▶ [What is being asked]:
Please output exactly the run of lines that starts at the line with "Read this page and output its text content." and ends at the last line of the records below.

##############################

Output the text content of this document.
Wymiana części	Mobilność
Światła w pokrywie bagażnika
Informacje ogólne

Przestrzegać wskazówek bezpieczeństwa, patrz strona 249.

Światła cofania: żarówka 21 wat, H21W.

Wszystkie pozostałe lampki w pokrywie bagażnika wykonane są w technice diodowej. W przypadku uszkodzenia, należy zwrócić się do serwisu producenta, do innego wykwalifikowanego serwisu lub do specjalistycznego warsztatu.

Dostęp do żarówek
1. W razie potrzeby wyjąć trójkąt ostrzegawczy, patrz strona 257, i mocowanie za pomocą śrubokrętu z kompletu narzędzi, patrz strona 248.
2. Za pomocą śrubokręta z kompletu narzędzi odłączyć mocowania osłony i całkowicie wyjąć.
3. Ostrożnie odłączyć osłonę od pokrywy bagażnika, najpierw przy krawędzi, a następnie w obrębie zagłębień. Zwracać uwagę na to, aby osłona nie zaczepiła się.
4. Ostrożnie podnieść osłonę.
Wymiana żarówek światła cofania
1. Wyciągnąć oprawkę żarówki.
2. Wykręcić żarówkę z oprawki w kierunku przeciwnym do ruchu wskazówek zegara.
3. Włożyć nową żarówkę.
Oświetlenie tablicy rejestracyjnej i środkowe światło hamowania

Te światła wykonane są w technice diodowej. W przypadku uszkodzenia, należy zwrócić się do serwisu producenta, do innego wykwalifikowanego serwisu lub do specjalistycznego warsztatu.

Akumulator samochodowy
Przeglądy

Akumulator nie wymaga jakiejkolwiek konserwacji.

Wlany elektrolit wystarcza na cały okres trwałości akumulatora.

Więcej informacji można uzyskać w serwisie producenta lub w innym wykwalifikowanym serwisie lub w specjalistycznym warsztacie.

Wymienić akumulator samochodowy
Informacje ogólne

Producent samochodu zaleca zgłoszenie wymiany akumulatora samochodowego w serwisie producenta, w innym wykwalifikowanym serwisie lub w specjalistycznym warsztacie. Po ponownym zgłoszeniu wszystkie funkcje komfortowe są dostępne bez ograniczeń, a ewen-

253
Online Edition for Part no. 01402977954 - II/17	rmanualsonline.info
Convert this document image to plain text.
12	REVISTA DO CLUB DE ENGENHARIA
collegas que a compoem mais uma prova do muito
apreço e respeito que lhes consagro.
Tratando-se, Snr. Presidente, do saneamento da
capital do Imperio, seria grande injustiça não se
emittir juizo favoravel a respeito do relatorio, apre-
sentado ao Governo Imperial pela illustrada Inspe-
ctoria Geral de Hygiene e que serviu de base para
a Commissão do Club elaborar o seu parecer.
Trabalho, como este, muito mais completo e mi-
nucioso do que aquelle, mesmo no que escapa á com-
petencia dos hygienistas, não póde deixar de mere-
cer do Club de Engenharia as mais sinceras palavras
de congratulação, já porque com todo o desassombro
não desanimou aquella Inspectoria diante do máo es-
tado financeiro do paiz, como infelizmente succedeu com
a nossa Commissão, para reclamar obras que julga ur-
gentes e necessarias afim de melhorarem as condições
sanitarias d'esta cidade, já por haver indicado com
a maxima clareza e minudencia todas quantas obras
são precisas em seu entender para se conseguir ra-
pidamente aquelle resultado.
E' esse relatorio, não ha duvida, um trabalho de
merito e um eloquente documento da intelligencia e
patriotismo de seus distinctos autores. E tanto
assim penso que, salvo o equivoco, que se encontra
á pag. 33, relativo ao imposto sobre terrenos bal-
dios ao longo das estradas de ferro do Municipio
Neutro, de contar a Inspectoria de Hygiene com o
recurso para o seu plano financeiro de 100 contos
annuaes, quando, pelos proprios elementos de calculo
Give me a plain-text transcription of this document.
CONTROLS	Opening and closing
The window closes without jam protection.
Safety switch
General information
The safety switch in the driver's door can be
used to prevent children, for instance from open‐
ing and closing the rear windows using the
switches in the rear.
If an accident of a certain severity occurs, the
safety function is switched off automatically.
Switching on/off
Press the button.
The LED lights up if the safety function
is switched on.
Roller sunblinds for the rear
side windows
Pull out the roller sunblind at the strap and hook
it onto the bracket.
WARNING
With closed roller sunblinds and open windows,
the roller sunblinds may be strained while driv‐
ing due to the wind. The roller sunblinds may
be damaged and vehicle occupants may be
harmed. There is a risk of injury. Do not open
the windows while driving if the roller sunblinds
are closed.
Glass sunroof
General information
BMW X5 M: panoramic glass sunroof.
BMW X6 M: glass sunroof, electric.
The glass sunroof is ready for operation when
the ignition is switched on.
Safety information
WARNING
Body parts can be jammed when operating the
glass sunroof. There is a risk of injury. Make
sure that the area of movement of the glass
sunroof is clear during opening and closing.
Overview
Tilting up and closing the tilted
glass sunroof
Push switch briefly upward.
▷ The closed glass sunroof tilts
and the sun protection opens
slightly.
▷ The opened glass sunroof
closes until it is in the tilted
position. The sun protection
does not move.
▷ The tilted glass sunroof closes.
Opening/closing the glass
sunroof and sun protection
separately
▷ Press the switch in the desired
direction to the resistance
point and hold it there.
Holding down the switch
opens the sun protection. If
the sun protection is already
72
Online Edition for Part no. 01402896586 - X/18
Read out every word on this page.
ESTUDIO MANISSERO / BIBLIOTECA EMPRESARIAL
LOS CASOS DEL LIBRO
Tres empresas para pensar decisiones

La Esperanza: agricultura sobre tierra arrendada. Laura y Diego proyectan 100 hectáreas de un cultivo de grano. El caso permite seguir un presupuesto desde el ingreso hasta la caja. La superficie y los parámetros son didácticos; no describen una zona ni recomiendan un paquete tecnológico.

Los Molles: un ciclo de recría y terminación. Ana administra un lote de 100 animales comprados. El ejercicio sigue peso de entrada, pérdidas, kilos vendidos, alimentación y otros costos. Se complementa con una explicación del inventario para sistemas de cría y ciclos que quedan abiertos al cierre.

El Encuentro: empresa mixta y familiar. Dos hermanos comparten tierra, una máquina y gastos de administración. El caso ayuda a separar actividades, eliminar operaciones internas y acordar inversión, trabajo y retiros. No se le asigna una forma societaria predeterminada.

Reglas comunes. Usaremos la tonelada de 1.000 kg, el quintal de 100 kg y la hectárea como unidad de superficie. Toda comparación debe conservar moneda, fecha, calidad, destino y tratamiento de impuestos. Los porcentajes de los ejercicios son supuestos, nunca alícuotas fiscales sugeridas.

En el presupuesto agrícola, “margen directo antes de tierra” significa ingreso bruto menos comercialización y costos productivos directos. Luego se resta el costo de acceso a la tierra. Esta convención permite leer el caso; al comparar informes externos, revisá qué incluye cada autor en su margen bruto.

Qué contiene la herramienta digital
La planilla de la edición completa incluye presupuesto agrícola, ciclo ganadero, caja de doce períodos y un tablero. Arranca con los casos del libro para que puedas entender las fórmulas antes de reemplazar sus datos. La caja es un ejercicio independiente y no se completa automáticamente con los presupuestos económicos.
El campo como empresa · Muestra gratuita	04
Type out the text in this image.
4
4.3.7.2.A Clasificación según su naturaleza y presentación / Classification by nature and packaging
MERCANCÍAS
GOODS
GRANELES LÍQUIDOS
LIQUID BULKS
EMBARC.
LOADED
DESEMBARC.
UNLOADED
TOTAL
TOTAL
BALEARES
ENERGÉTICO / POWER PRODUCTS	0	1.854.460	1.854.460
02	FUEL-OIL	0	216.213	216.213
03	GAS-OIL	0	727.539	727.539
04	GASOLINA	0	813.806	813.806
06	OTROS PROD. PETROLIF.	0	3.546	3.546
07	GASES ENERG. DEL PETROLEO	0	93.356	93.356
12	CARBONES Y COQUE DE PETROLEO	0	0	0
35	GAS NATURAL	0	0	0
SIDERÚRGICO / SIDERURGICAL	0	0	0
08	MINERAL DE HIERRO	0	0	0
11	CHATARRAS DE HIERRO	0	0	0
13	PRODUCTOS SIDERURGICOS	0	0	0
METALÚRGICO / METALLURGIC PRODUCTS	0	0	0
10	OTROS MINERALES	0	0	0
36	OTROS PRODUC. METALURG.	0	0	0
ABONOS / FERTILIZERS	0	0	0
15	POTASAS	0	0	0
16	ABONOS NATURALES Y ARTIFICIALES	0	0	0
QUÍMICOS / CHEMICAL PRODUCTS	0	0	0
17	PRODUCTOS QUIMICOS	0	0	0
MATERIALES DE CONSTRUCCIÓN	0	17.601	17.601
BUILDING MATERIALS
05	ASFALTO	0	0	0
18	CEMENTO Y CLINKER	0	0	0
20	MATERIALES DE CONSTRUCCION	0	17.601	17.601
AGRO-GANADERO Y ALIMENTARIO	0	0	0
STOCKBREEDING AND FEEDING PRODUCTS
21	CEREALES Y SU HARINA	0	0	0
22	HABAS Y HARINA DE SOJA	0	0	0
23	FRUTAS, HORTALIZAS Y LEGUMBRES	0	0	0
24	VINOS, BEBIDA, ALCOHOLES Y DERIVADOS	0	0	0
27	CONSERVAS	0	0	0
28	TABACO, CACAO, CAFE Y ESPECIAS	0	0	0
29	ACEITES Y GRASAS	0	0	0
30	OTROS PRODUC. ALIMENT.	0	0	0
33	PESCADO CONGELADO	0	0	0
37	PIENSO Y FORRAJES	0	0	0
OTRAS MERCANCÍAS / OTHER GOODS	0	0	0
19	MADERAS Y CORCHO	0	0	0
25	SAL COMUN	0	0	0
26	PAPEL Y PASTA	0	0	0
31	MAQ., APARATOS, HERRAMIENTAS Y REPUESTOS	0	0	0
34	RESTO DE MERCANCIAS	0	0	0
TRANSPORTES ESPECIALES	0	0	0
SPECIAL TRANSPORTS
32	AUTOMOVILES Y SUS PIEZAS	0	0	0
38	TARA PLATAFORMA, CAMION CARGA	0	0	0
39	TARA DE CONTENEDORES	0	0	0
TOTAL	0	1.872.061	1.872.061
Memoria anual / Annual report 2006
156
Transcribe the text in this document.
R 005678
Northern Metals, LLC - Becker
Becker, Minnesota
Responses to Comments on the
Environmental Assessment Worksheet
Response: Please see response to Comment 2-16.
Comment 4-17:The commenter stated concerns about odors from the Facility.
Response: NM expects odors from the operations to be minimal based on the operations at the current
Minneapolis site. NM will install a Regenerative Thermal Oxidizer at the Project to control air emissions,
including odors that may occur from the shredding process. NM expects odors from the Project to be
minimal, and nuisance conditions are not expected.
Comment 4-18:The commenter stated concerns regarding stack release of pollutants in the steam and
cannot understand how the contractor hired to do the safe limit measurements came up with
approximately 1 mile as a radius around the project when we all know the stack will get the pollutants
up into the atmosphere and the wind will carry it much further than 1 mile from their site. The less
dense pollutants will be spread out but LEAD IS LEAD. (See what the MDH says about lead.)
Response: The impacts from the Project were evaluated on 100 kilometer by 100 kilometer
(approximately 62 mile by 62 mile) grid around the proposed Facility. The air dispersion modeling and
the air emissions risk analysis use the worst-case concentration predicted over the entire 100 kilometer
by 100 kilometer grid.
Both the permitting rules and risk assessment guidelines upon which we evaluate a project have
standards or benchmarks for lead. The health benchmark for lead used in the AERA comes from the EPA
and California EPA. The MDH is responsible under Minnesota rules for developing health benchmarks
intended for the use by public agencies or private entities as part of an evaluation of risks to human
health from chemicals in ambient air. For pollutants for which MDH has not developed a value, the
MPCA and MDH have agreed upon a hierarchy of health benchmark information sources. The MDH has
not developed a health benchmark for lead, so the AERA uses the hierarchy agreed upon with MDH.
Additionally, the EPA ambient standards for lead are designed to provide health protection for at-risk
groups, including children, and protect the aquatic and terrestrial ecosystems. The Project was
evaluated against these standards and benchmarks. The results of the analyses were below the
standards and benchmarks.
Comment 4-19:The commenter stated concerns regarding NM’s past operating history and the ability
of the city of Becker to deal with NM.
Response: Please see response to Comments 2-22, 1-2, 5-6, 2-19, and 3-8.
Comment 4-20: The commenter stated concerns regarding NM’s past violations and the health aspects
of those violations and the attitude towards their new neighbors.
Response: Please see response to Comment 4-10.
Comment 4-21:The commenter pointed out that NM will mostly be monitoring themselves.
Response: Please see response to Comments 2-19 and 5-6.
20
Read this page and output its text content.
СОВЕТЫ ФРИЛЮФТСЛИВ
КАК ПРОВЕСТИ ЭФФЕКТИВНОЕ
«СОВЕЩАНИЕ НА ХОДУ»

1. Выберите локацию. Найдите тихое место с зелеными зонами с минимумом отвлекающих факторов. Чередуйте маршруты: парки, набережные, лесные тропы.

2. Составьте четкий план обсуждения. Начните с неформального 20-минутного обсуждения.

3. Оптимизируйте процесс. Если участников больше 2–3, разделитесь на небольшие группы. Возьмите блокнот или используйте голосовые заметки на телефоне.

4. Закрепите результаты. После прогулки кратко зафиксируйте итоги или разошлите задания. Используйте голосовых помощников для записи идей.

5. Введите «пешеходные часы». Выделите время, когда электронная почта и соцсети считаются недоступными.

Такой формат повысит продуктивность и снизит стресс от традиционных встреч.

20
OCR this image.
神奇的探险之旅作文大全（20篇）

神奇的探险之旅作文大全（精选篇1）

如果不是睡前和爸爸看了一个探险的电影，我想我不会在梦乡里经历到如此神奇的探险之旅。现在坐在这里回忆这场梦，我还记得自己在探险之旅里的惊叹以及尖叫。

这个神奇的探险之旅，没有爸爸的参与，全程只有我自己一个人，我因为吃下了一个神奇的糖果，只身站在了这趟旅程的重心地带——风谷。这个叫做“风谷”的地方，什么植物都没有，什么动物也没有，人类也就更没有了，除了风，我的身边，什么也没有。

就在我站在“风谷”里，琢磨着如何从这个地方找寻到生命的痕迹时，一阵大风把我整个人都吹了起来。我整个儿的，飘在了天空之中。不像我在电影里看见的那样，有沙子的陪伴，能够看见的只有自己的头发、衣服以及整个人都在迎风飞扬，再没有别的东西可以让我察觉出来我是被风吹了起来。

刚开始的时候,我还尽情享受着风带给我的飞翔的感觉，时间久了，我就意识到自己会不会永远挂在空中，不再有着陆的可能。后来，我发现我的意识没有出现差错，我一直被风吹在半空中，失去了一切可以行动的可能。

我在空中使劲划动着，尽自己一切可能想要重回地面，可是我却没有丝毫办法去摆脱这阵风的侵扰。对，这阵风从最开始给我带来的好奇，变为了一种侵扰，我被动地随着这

##############################

▶ [Result below]:
Read this page and output its text content.
СОВЕТЫ ФРИЛЮФТСЛИВ
КАК ПРОВЕСТИ ЭФФЕКТИВНОЕ
«СОВЕЩАНИЕ НА ХОДУ»

1. Выберите локацию. Найдите тихое место с зелеными зонами с минимумом отвлекающих факторов. Чередуйте маршруты: парки, набережные, лесные тропы.

2. Составьте четкий план обсуждения. Начните с неформального 20-минутного обсуждения.

3. Оптимизируйте процесс. Если участников больше 2–3, разделитесь на небольшие группы. Возьмите блокнот или используйте голосовые заметки на телефоне.

4. Закрепите результаты. После прогулки кратко зафиксируйте итоги или разошлите задания. Используйте голосовых помощников для записи идей.

5. Введите «пешеходные часы». Выделите время, когда электронная почта и соцсети считаются недоступными.

Такой формат повысит продуктивность и снизит стресс от традиционных встреч.

20
OCR this image.
神奇的探险之旅作文大全（20篇）

神奇的探险之旅作文大全（精选篇1）

如果不是睡前和爸爸看了一个探险的电影，我想我不会在梦乡里经历到如此神奇的探险之旅。现在坐在这里回忆这场梦，我还记得自己在探险之旅里的惊叹以及尖叫。

这个神奇的探险之旅，没有爸爸的参与，全程只有我自己一个人，我因为吃下了一个神奇的糖果，只身站在了这趟旅程的重心地带——风谷。这个叫做“风谷”的地方，什么植物都没有，什么动物也没有，人类也就更没有了，除了风，我的身边，什么也没有。

就在我站在“风谷”里，琢磨着如何从这个地方找寻到生命的痕迹时，一阵大风把我整个人都吹了起来。我整个儿的，飘在了天空之中。不像我在电影里看见的那样，有沙子的陪伴，能够看见的只有自己的头发、衣服以及整个人都在迎风飞扬，再没有别的东西可以让我察觉出来我是被风吹了起来。

刚开始的时候,我还尽情享受着风带给我的飞翔的感觉，时间久了，我就意识到自己会不会永远挂在空中，不再有着陆的可能。后来，我发现我的意识没有出现差错，我一直被风吹在半空中，失去了一切可以行动的可能。

我在空中使劲划动着，尽自己一切可能想要重回地面，可是我却没有丝毫办法去摆脱这阵风的侵扰。对，这阵风从最开始给我带来的好奇，变为了一种侵扰，我被动地随着这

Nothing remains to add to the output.